# [Required tasks]
1. Answer these questions from the NardoTrio profile, please:
(a) In what month and year did NardoTrio begin?
(b) How many participants did the Trio welcome at the Arena di Verona event?
(c) Which instruments does Claudio Moro play on the latest album?
2. Write the next part of the NardoTrio profile, picking up after its final line.

# [Document passage]

—————

NardoTrio – World Music
NardoTrio began artistically in May 2012 as a musical component of the Veronese storytelling group Il Nardo.
Il nardo (‘Spikenard’ in English) is an oriental balsamic oil with a very intense perfume that the Trio, composed of Dario Righetti, Cristina Ribul Moro and Roberto Baba Alberti, decided to keep as a name to identify their independent musical career that started in those years. The musicians’ feeling for the discovery and adaptation of popular world music became the basis for a mutual musical understanding and friendship that consolidated the group in the search for its own original interpretation of multi-ethnic sounds.
The first significant debut of the Trio took place two years later on April 25, 2014 in the Arena di Verona, at the event Arena di pace e disarmo (‘Arena of peace and disarmament’). The Nardo Trio extended a welcome to the 13,000 participants with Jewish, Balkan and South American music. Two days later they recorded their first CD: ‘Sani’, which is the salutation “stammi bene” (“take care”) in the dialect of Comelico Superiore, Cristina’s home town. The recording was live and entirely acoustic.
Over the next two years, the NardoTrio strengthened its bond and concentrated on musical research drawing on the popular Balkan-Jewish tradition, from which the group found the greatest artistic inspiration. The second work Piedi nudi (Bare Feet) was released in May 2016., Showcasing the maturity they found in the recording studio, this is undoubtedly the Trio’s calling card and was immediately appreciated by music critics.
And it is during the days of the Covid-19 pandemic that the NardoTrio announce the release of their CD Piedi nudi with new graphic design and a new title: Klezmer and Balcan Folk Music.
All of this is thanks to the record label Maxy Sound of Verona that wanted to share in this new project, aimed at encouraging the promotion of musical culture.
The latest NardoTrio’s album is entitled “Middle Eastern Folk Music”. It includes their research and exploration of the music from other cultures and countries such as: Armenia, Palestine, Greece, Kurdistan. The folk music traditions of those countries are revisited and arranged by the group in an original and engaging way.
The richness of sounds and atmospheres is also the result of the recent collaboration with the eclectic guitarist Claudio Moro who in this work plays the Algerian Mandola, guitar and bass. Claudio is an experienced musician and instrument teacher and has worked in numerous record productions.
The NardoTrio lineup:
Dario Righetti – Accordion and voice.

—————

# [Material supplied]
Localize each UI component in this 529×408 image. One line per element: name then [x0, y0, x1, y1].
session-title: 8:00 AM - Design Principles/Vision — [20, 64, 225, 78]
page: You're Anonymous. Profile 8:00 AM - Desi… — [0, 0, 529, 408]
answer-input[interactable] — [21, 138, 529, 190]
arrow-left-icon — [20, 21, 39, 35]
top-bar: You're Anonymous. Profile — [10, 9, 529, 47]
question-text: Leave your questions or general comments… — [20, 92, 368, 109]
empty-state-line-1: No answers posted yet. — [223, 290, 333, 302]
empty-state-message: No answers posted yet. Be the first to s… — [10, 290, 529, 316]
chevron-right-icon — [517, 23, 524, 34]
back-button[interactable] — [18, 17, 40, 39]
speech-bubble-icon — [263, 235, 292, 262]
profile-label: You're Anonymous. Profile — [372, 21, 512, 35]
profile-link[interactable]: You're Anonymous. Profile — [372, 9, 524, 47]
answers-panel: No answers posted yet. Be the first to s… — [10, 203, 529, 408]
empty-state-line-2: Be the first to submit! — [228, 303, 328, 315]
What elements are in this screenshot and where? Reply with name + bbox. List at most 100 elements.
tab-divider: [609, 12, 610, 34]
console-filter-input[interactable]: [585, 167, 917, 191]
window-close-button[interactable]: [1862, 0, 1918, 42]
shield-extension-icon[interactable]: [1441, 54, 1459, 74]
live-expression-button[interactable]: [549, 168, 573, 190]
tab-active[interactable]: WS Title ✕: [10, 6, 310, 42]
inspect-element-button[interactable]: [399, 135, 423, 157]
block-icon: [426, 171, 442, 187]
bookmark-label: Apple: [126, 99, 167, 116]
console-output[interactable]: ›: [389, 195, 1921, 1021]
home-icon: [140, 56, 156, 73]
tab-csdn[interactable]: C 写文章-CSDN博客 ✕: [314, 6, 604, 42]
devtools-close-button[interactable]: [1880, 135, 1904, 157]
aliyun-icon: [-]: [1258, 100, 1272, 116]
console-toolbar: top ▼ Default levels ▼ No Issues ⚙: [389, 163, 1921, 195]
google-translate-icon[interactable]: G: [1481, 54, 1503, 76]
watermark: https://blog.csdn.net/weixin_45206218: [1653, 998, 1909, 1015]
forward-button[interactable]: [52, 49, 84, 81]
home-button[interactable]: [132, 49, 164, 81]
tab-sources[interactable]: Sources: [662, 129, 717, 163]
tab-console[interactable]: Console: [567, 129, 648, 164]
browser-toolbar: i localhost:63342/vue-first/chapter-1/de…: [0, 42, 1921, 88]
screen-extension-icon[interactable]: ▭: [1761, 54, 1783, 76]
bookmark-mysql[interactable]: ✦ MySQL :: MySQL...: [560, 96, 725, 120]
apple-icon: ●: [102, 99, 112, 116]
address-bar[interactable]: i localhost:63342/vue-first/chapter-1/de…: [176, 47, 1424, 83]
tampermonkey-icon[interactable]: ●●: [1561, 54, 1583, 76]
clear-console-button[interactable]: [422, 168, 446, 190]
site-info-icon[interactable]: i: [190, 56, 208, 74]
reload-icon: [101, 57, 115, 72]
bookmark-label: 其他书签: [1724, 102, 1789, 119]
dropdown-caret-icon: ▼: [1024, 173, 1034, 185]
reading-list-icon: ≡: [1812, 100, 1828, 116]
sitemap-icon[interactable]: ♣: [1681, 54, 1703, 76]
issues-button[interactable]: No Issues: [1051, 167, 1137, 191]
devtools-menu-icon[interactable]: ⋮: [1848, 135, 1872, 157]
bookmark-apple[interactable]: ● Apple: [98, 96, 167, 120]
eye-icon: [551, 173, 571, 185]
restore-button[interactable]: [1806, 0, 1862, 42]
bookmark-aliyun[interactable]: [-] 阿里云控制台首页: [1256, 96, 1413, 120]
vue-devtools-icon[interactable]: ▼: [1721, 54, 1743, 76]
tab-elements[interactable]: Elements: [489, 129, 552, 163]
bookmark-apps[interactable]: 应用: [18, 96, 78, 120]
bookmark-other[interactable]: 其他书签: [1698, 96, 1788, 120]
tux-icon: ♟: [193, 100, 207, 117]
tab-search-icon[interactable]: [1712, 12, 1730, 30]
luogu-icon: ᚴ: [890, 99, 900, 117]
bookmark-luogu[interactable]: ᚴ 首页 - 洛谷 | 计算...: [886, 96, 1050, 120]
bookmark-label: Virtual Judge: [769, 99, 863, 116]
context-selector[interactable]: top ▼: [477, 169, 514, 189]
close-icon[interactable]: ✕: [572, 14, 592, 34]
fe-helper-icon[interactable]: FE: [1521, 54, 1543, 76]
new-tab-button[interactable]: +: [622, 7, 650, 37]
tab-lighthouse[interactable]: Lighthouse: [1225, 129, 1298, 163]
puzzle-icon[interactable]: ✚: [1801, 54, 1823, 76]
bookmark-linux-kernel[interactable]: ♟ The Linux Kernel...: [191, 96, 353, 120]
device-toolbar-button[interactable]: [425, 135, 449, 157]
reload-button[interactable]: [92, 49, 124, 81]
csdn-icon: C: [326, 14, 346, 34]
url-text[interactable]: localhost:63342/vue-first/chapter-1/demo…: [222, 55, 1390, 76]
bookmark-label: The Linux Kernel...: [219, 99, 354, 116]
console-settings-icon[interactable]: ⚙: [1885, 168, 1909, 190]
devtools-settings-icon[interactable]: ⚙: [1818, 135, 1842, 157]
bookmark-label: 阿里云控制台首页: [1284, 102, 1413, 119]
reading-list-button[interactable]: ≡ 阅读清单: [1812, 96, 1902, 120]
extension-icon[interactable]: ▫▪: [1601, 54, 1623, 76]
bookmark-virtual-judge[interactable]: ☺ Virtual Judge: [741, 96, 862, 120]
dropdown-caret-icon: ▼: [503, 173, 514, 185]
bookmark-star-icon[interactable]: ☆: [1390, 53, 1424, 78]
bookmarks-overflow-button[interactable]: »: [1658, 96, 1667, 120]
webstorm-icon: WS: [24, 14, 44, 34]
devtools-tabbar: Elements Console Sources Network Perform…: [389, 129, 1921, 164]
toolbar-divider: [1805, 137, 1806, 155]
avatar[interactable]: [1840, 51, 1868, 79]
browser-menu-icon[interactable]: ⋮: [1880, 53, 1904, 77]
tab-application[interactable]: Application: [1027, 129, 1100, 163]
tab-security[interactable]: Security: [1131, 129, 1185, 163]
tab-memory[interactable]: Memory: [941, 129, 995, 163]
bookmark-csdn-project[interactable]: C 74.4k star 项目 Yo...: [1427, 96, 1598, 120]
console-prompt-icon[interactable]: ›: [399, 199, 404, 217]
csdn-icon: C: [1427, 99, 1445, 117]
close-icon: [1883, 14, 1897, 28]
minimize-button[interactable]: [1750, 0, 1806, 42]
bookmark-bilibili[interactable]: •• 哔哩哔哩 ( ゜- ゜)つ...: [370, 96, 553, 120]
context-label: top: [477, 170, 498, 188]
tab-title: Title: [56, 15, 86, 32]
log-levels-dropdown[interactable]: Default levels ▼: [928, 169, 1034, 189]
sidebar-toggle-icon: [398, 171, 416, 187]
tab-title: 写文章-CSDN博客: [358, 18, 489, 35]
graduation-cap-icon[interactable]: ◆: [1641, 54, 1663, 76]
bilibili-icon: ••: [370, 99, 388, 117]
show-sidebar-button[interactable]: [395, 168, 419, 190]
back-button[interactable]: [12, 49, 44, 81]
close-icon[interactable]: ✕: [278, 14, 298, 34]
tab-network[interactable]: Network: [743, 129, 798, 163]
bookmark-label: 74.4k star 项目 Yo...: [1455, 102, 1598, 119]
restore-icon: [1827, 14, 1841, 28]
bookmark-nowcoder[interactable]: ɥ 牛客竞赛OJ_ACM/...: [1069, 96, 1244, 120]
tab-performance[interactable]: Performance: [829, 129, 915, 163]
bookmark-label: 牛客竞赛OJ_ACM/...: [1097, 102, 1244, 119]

—————

# [Activity answers]
1.
(a) May 2012
(b) 13,000
(c) The Algerian Mandola, guitar and bass

2.
Artistic director of the Trio. As a Maestro of singing, he knows how to place the words on the breath so that they emerge full of emotion. His creativity is the result of continuous research into sounds, words, melody and spirituality in music. Righetti’s singing is rooted in the traditional spirit of his father’s songs. For more than thirty years a singer in the Arena di Verona Chorus, he has been part of various musical adventures ranging from folk music to songwriting, from the world of Piazzolla’s tango to Jewish folk music, liturgical and other traditions. An accordionist of ancient times, he can nimbly move through different types of music. His musical sensitivity and his vocal expertise allow him to introduce improvisational musical games that underline his versatility and freedom of expression.
Cristina Ribul Moro – Guitar, ukulele, bouzouki and voice.
Her voice is a voice imbued with emotion, full of vitality, shaped by the pathos of different lyrics and languages. She is conscious of song as a mirror of the soul, and has always been particularly attentive to the ethnic research into music and song, welcoming its convivial principle as a way of being and living in the world. Her use of stringed instruments completes the musical composition of the group.
Roberto Baba Alberti – Ethnic percussion and drums.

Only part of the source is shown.